begin
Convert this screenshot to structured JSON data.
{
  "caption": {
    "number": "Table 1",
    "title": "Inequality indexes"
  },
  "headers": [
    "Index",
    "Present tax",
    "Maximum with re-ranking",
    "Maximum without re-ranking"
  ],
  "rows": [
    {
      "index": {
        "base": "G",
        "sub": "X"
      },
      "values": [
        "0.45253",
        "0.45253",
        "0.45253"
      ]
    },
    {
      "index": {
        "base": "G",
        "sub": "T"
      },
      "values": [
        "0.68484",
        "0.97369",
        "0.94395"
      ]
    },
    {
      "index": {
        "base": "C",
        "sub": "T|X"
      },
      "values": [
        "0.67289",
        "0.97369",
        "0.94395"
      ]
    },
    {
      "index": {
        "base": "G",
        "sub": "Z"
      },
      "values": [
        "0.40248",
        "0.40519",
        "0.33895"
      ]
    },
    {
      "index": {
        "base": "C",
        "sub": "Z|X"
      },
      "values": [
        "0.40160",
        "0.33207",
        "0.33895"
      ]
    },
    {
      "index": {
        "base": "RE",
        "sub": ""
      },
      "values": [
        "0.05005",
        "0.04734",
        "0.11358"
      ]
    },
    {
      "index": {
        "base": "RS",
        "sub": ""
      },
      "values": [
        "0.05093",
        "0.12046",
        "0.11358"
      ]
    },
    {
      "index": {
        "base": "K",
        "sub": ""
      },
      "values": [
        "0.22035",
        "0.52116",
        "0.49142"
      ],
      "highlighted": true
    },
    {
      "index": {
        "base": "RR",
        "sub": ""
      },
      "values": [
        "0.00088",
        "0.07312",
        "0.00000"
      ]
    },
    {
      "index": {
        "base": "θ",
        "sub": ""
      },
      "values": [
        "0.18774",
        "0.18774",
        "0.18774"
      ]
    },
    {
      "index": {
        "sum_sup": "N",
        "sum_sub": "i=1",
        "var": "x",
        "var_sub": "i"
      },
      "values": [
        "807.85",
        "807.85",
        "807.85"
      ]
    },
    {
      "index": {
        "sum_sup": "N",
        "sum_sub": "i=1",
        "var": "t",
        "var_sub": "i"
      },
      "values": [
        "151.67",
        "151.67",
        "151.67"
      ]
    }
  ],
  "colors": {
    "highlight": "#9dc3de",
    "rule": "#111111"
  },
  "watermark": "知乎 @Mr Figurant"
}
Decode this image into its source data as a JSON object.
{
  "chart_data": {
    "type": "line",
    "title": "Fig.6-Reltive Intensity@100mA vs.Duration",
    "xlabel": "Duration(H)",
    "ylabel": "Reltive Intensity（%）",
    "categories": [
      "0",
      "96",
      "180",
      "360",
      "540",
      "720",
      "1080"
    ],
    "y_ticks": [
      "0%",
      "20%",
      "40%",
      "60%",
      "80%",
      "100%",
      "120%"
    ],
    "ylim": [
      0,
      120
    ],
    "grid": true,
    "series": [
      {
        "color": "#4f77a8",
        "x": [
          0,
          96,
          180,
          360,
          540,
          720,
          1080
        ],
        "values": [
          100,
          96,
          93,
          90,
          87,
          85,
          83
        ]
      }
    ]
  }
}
end
• [Exercise]
Show each line of the data that contains the string "this".

• [Response to the exercise]
Convert this screenshot to structured JSON data.
Decode this image into its source data as a JSON object.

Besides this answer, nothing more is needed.